#### Recorded information

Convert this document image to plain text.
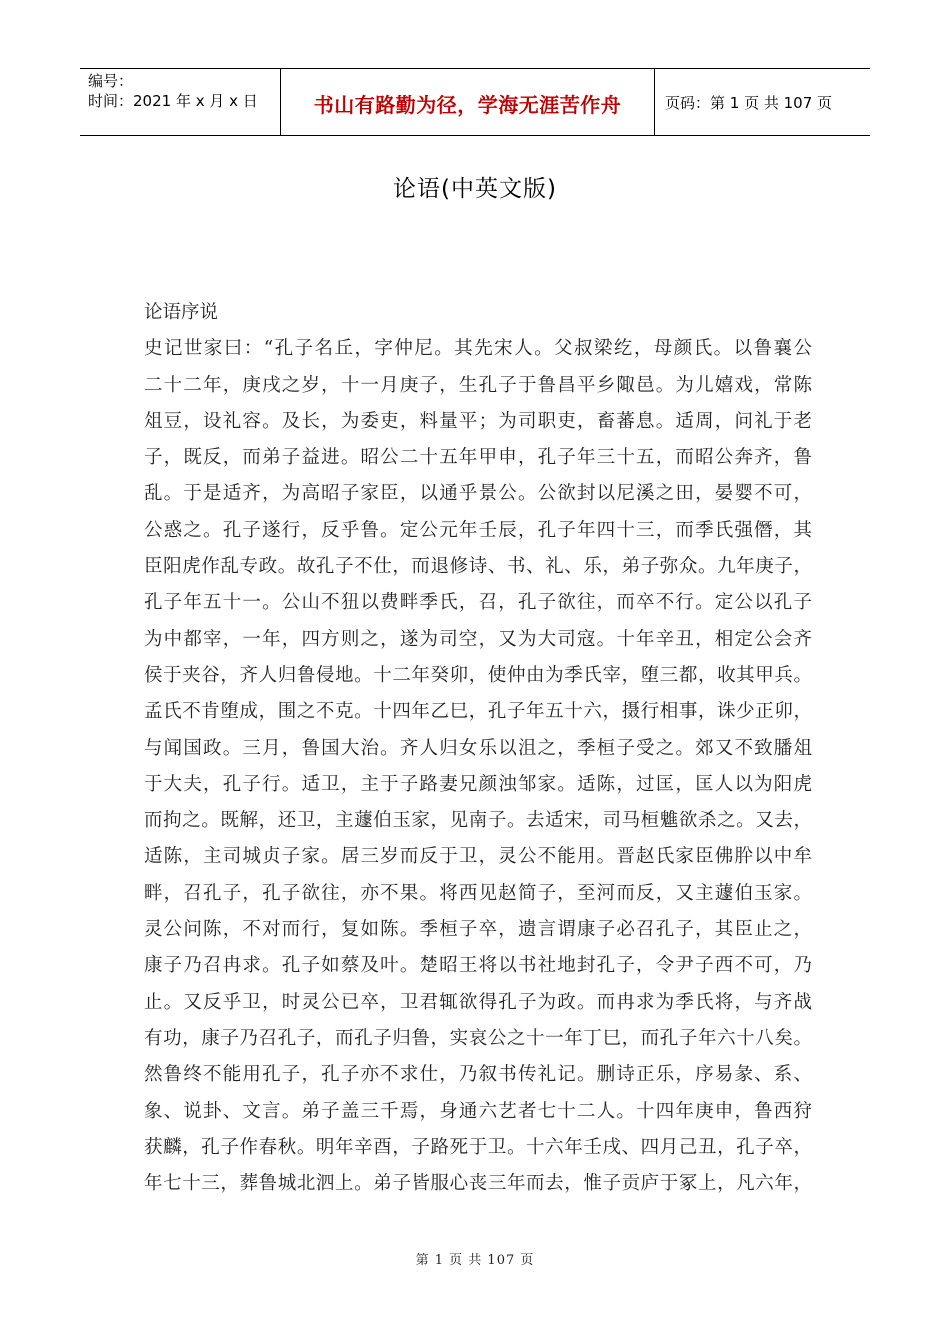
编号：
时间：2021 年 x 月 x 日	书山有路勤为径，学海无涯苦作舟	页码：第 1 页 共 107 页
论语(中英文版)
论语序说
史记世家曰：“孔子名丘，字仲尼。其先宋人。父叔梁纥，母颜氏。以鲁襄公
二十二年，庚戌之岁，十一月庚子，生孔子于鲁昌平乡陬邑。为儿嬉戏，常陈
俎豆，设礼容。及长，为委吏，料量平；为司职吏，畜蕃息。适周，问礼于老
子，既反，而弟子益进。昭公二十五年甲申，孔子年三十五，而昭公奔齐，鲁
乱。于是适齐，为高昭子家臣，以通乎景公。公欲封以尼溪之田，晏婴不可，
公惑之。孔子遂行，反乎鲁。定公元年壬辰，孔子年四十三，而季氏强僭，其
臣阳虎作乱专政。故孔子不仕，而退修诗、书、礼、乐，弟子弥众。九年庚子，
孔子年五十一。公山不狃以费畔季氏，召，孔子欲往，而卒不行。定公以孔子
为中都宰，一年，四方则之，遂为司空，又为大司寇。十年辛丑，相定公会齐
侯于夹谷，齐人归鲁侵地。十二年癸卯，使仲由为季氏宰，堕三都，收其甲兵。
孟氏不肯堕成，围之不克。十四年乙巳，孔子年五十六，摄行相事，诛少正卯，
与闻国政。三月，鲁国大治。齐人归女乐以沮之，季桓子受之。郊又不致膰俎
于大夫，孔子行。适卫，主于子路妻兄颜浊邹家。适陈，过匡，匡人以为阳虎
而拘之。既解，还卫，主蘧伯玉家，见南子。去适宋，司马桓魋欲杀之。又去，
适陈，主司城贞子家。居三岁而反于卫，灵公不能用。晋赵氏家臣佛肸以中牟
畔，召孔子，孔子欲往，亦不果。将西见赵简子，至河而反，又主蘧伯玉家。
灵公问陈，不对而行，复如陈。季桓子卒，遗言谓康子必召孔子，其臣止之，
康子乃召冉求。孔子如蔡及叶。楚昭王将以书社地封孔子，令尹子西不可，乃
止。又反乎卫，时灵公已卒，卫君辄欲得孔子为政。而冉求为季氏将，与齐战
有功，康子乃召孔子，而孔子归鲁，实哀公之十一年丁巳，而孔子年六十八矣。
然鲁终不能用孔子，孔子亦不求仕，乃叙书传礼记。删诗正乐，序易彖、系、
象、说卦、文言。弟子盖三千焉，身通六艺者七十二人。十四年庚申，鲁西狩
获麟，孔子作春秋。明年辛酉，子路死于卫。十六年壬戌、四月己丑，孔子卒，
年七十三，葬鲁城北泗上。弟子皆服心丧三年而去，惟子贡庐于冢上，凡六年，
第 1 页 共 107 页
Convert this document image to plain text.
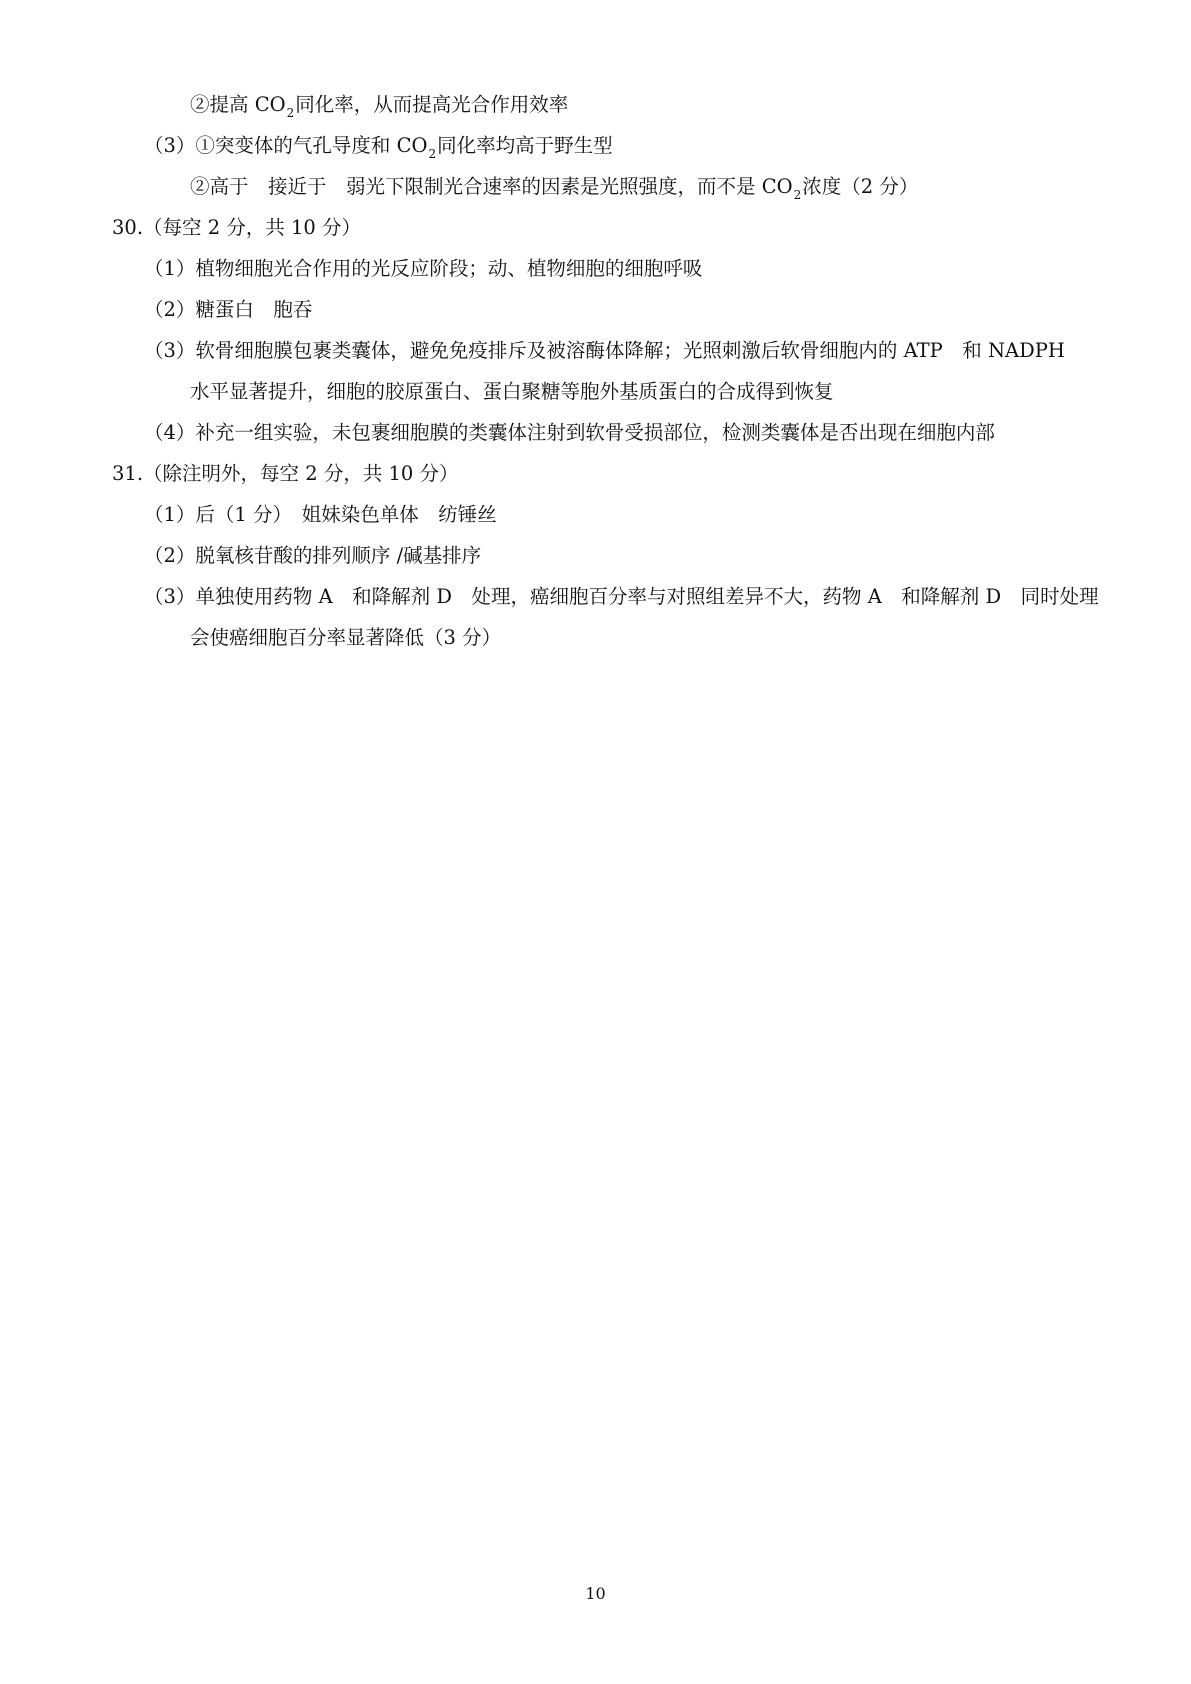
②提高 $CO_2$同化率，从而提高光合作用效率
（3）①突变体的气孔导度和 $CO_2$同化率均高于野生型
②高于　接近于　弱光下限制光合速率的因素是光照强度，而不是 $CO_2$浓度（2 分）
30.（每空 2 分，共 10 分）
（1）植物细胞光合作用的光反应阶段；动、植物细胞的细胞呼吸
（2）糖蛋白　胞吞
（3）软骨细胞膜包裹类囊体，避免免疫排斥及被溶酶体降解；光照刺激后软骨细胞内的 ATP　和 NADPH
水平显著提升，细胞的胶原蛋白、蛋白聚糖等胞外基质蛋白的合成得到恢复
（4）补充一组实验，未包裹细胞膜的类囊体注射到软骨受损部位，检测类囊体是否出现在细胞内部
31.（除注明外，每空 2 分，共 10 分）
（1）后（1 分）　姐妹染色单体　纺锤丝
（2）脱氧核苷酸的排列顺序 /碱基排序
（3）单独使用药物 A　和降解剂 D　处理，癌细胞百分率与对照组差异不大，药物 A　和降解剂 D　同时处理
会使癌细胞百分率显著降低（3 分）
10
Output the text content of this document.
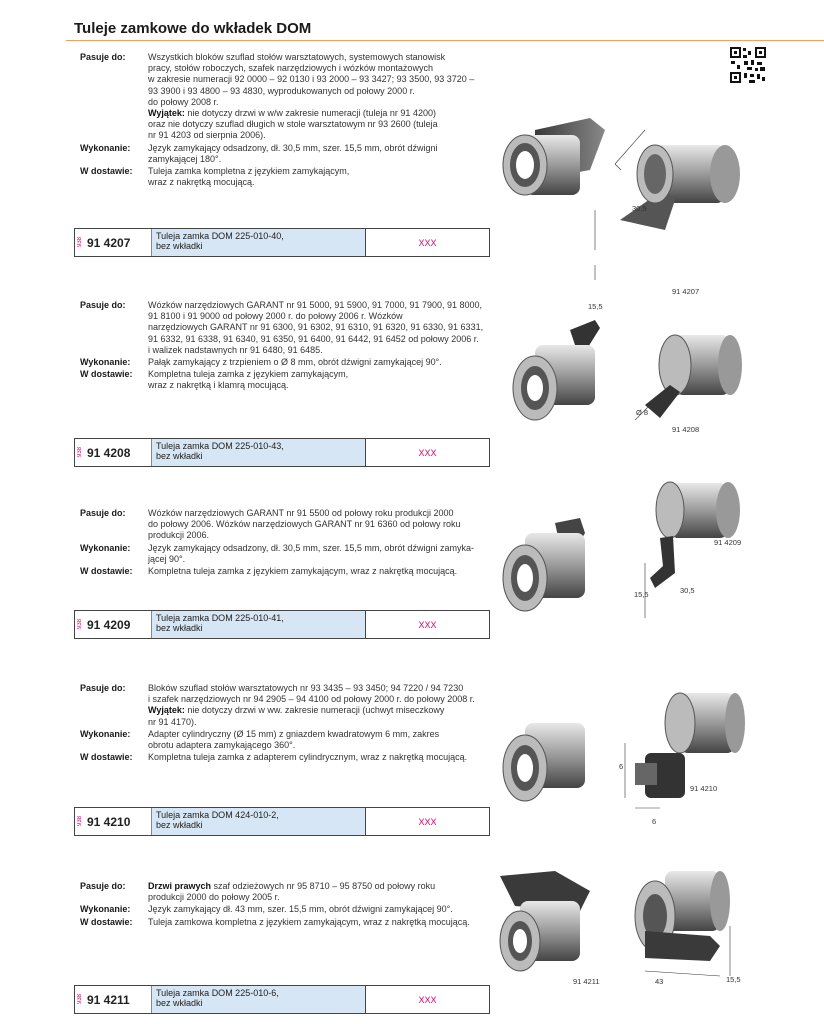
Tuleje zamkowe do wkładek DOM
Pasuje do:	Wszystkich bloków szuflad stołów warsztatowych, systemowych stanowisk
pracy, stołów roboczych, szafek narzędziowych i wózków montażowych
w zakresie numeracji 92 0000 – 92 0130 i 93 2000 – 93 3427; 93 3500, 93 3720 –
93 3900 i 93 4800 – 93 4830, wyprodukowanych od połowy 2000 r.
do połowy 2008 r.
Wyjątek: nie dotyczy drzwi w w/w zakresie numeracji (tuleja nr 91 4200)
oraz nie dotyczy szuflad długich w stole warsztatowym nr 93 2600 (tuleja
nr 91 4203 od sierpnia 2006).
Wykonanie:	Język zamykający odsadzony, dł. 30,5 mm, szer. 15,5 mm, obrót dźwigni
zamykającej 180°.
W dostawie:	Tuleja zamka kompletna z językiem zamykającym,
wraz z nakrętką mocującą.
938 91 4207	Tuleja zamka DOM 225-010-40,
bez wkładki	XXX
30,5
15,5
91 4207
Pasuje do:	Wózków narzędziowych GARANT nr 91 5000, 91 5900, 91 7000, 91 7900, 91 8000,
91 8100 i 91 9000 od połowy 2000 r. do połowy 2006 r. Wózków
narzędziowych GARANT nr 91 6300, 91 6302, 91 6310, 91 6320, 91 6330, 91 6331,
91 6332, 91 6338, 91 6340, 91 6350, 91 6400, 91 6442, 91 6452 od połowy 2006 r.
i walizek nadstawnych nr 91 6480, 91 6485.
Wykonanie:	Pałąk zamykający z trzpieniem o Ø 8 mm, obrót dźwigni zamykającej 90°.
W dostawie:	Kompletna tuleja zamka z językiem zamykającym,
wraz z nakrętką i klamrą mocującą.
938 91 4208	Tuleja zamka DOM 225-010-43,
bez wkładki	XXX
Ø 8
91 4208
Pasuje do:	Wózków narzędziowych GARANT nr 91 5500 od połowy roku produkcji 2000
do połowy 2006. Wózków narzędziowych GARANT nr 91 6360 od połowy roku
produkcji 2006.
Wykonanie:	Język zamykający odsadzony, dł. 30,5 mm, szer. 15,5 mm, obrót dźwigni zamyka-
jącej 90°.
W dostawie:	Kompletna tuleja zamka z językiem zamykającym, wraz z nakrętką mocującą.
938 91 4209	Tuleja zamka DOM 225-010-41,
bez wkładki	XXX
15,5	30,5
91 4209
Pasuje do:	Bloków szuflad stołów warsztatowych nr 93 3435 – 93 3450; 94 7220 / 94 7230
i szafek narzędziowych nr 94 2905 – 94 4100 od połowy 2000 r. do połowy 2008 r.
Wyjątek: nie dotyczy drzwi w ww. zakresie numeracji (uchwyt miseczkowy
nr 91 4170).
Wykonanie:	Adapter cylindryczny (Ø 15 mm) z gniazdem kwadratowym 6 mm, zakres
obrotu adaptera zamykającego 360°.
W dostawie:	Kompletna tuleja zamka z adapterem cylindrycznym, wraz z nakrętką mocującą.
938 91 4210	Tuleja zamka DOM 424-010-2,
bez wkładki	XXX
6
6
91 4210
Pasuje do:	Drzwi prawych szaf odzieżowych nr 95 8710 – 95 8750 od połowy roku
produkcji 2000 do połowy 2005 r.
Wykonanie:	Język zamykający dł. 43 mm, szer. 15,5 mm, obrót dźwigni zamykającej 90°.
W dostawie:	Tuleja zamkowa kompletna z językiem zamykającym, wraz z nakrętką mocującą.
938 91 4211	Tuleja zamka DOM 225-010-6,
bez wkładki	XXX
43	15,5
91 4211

########

Problem to solve: Every line of the listing that holds "Wyjątek" should be found and copied.

Response to this exercise:
Wyjątek: nie dotyczy drzwi w w/w zakresie numeracji (tuleja nr 91 4200)
Wyjątek: nie dotyczy drzwi w ww. zakresie numeracji (uchwyt miseczkowy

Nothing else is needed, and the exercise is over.